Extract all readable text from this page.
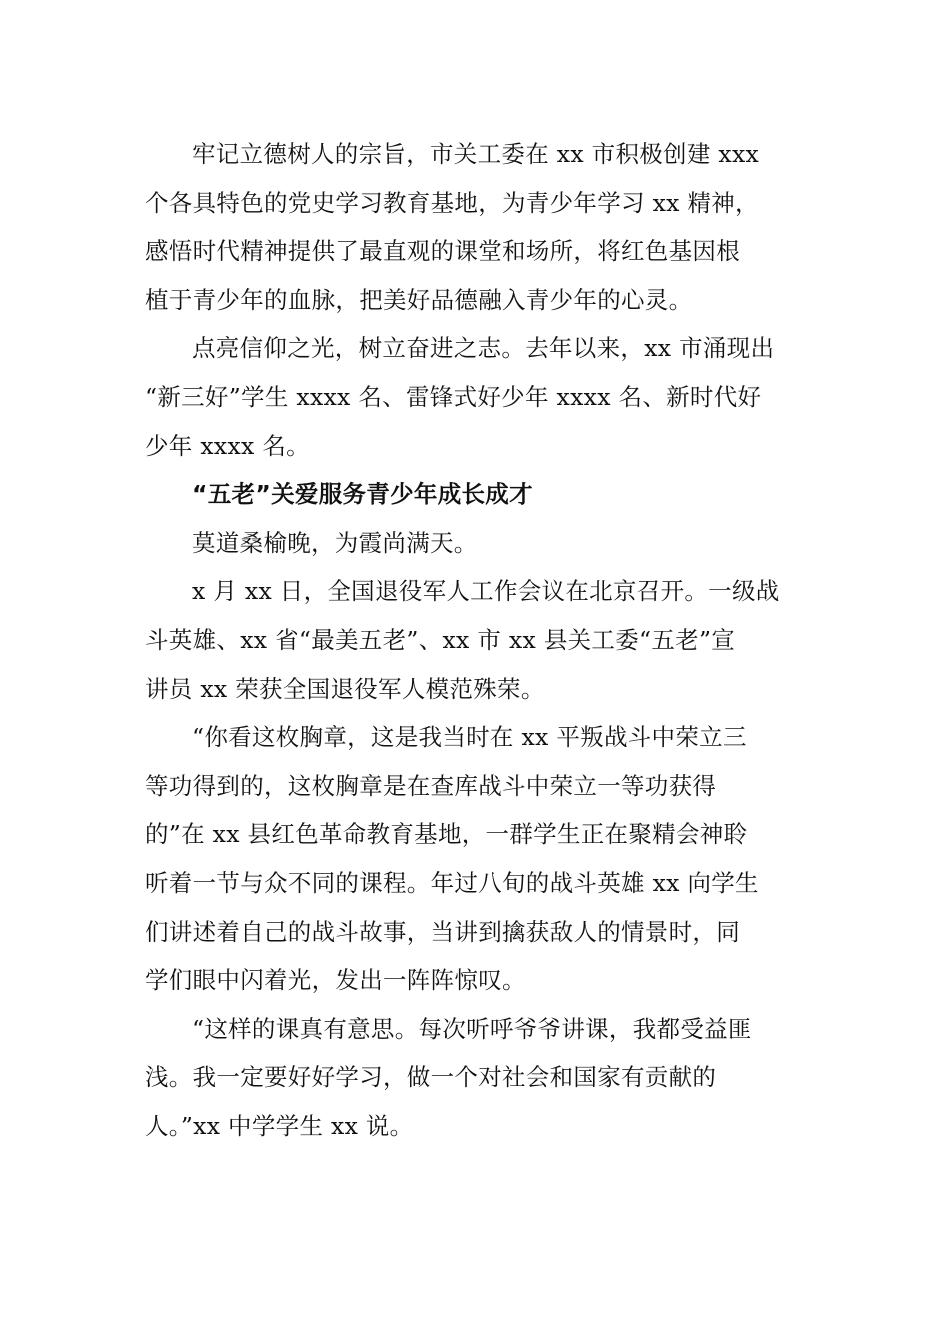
牢记立德树人的宗旨，市关工委在 xx 市积极创建 xxx
个各具特色的党史学习教育基地，为青少年学习 xx 精神，
感悟时代精神提供了最直观的课堂和场所，将红色基因根
植于青少年的血脉，把美好品德融入青少年的心灵。

点亮信仰之光，树立奋进之志。去年以来，xx 市涌现出
“新三好”学生 xxxx 名、雷锋式好少年 xxxx 名、新时代好
少年 xxxx 名。

“五老”关爱服务青少年成长成才

莫道桑榆晚，为霞尚满天。

x 月 xx 日，全国退役军人工作会议在北京召开。一级战
斗英雄、xx 省“最美五老”、xx 市 xx 县关工委“五老”宣
讲员 xx 荣获全国退役军人模范殊荣。

“你看这枚胸章，这是我当时在 xx 平叛战斗中荣立三
等功得到的，这枚胸章是在查库战斗中荣立一等功获得
的”在 xx 县红色革命教育基地，一群学生正在聚精会神聆
听着一节与众不同的课程。年过八旬的战斗英雄 xx 向学生
们讲述着自己的战斗故事，当讲到擒获敌人的情景时，同
学们眼中闪着光，发出一阵阵惊叹。

“这样的课真有意思。每次听呼爷爷讲课，我都受益匪
浅。我一定要好好学习，做一个对社会和国家有贡献的
人。”xx 中学学生 xx 说。
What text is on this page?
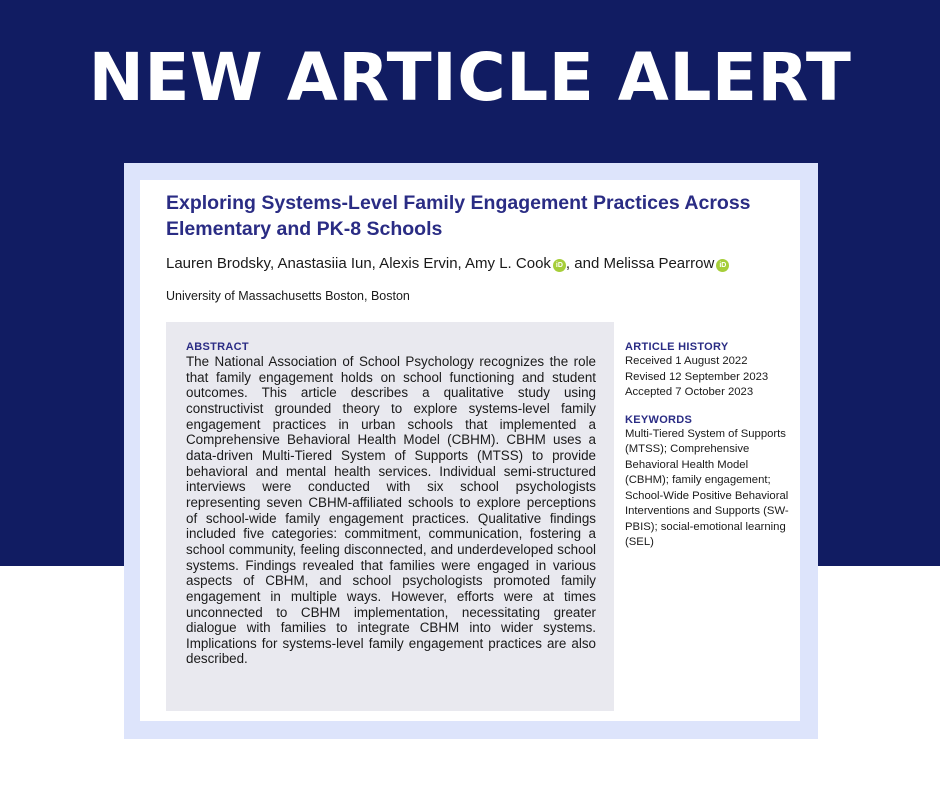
NEW ARTICLE ALERT
Exploring Systems-Level Family Engagement Practices Across Elementary and PK-8 Schools
Lauren Brodsky, Anastasiia Iun, Alexis Ervin, Amy L. Cook iD , and Melissa Pearrow iD
University of Massachusetts Boston, Boston
ABSTRACT

The National Association of School Psychology recognizes the role that family engagement holds on school functioning and student outcomes. This article describes a qualitative study using constructivist grounded theory to explore systems-level family engagement practices in urban schools that implemented a Comprehensive Behavioral Health Model (CBHM). CBHM uses a data-driven Multi-Tiered System of Supports (MTSS) to provide behavioral and mental health services. Individual semi-structured interviews were conducted with six school psychologists representing seven CBHM-affiliated schools to explore perceptions of school-wide family engagement practices. Qualitative findings included five categories: commitment, communication, fostering a school community, feeling disconnected, and underdeveloped school systems. Findings revealed that families were engaged in various aspects of CBHM, and school psychologists promoted family engagement in multiple ways. However, efforts were at times unconnected to CBHM implementation, necessitating greater dialogue with families to integrate CBHM into wider systems. Implications for systems-level family engagement practices are also described.

ARTICLE HISTORY
Received 1 August 2022
Revised 12 September 2023
Accepted 7 October 2023
KEYWORDS

Multi-Tiered System of Supports (MTSS); Comprehensive Behavioral Health Model (CBHM); family engagement; School-Wide Positive Behavioral Interventions and Supports (SW-PBIS); social-emotional learning (SEL)
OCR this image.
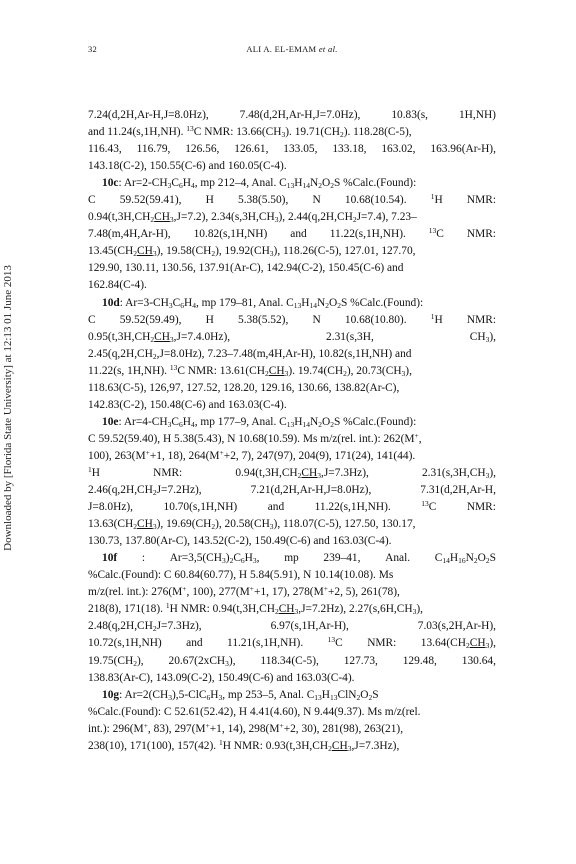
Downloaded by [Florida State University] at 12:13 01 June 2013
32	ALI A. EL-EMAM et al.
7.24(d,2H,Ar-H,J=8.0Hz),	7.48(d,2H,Ar-H,J=7.0Hz),	10.83(s,	1H,NH)
and 11.24(s,1H,NH). $^{13}$C NMR: $13.66(CH_3)$. $19.71(CH_2)$. 118.28(C-5),
116.43, 116.79, 126.56, 126.61, 133.05, 133.18, 163.02, 163.96(Ar-H),
143.18(C-2), 150.55(C-6) and 160.05(C-4).
10c: $Ar=2-CH_3C_6H_4$, mp 212–4, Anal. $C_{13}H_{14}N_2O_2S$ %Calc.(Found):
C 59.52(59.41), H 5.38(5.50), N 10.68(10.54).	$^1$H NMR:
$0.94(t,3H,CH_2CH_3,J=7.2)$, $2.34(s,3H,CH_3)$, $2.44(q,2H,CH_2J=7.4)$, 7.23–
7.48(m,4H,Ar-H), 10.82(s,1H,NH) and 11.22(s,1H,NH).	$^{13}$C NMR:
$13.45(CH_2CH_3)$, $19.58(CH_2)$, $19.92(CH_3)$, 118.26(C-5), 127.01, 127.70,
129.90, 130.11, 130.56, 137.91(Ar-C), 142.94(C-2), 150.45(C-6) and
162.84(C-4).
10d: $Ar=3-CH_3C_6H_4$, mp 179–81, Anal. $C_{13}H_{14}N_2O_2S$ %Calc.(Found):
C 59.52(59.49), H 5.38(5.52), N 10.68(10.80).	$^1$H NMR:
$0.95(t,3H,CH_2CH_3,J=7.4.0Hz)$,	2.31(s,3H,	$CH_3$),
$2.45(q,2H,CH_2,J=8.0Hz)$, 7.23–7.48(m,4H,Ar-H), 10.82(s,1H,NH) and
11.22(s, 1H,NH). $^{13}$C NMR: $13.61(CH_2CH_3)$. $19.74(CH_2)$, $20.73(CH_3)$,
118.63(C-5), 126,97, 127.52, 128.20, 129.16, 130.66, 138.82(Ar-C),
142.83(C-2), 150.48(C-6) and 163.03(C-4).
10e: $Ar=4-CH_3C_6H_4$, mp 177–9, Anal. $C_{13}H_{14}N_2O_2S$ %Calc.(Found):
C 59.52(59.40), H 5.38(5.43), N 10.68(10.59). Ms m/z(rel. int.): 262(M+,
100), 263(M++1, 18), 264(M++2, 7), 247(97), 204(9), 171(24), 141(44).
$^1$H	NMR:	$0.94(t,3H,CH_2CH_3,J=7.3Hz)$,	$2.31(s,3H,CH_3)$,
$2.46(q,2H,CH_2J=7.2Hz)$,	7.21(d,2H,Ar-H,J=8.0Hz),	7.31(d,2H,Ar-H,
J=8.0Hz),	10.70(s,1H,NH)	and	11.22(s,1H,NH).	$^{13}$C	NMR:
$13.63(CH_2CH_3)$, $19.69(CH_2)$, $20.58(CH_3)$, 118.07(C-5), 127.50, 130.17,
130.73, 137.80(Ar-C), 143.52(C-2), 150.49(C-6) and 163.03(C-4).
10f : $Ar=3,5(CH_3)_2C_6H_3$, mp 239–41, Anal. $C_{14}H_{16}N_2O_2S$
%Calc.(Found): C 60.84(60.77), H 5.84(5.91), N 10.14(10.08). Ms
m/z(rel. int.): 276(M+, 100), 277(M++1, 17), 278(M++2, 5), 261(78),
218(8), 171(18). $^1$H NMR: $0.94(t,3H,CH_2CH_3,J=7.2Hz)$, $2.27(s,6H,CH_3)$,
$2.48(q,2H,CH_2J=7.3Hz)$,	6.97(s,1H,Ar-H),	7.03(s,2H,Ar-H),
10.72(s,1H,NH) and 11.21(s,1H,NH).	$^{13}$C NMR: $13.64(CH_2CH_3)$,
$19.75(CH_2)$, 20.67(2xCH$_3$), 118.34(C-5), 127.73, 129.48, 130.64,
138.83(Ar-C), 143.09(C-2), 150.49(C-6) and 163.03(C-4).
10g: $Ar=2(CH_3),5-ClC_6H_3$, mp 253–5, Anal. $C_{13}H_{13}ClN_2O_2S$
%Calc.(Found): C 52.61(52.42), H 4.41(4.60), N 9.44(9.37). Ms m/z(rel.
int.): 296(M+, 83), 297(M++1, 14), 298(M++2, 30), 281(98), 263(21),
238(10), 171(100), 157(42). $^1$H NMR: $0.93(t,3H,CH_2CH_3,J=7.3Hz)$,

------------------------------------------------

* _Exercise requirements_:
From the entries above, select each line containing the string "Calc".

* _Solution for this problem_:
10c: $Ar=2-CH_3C_6H_4$, mp 212–4, Anal. $C_{13}H_{14}N_2O_2S$ %Calc.(Found):
10d: $Ar=3-CH_3C_6H_4$, mp 179–81, Anal. $C_{13}H_{14}N_2O_2S$ %Calc.(Found):
10e: $Ar=4-CH_3C_6H_4$, mp 177–9, Anal. $C_{13}H_{14}N_2O_2S$ %Calc.(Found):
%Calc.(Found): C 60.84(60.77), H 5.84(5.91), N 10.14(10.08). Ms
%Calc.(Found): C 52.61(52.42), H 4.41(4.60), N 9.44(9.37). Ms m/z(rel.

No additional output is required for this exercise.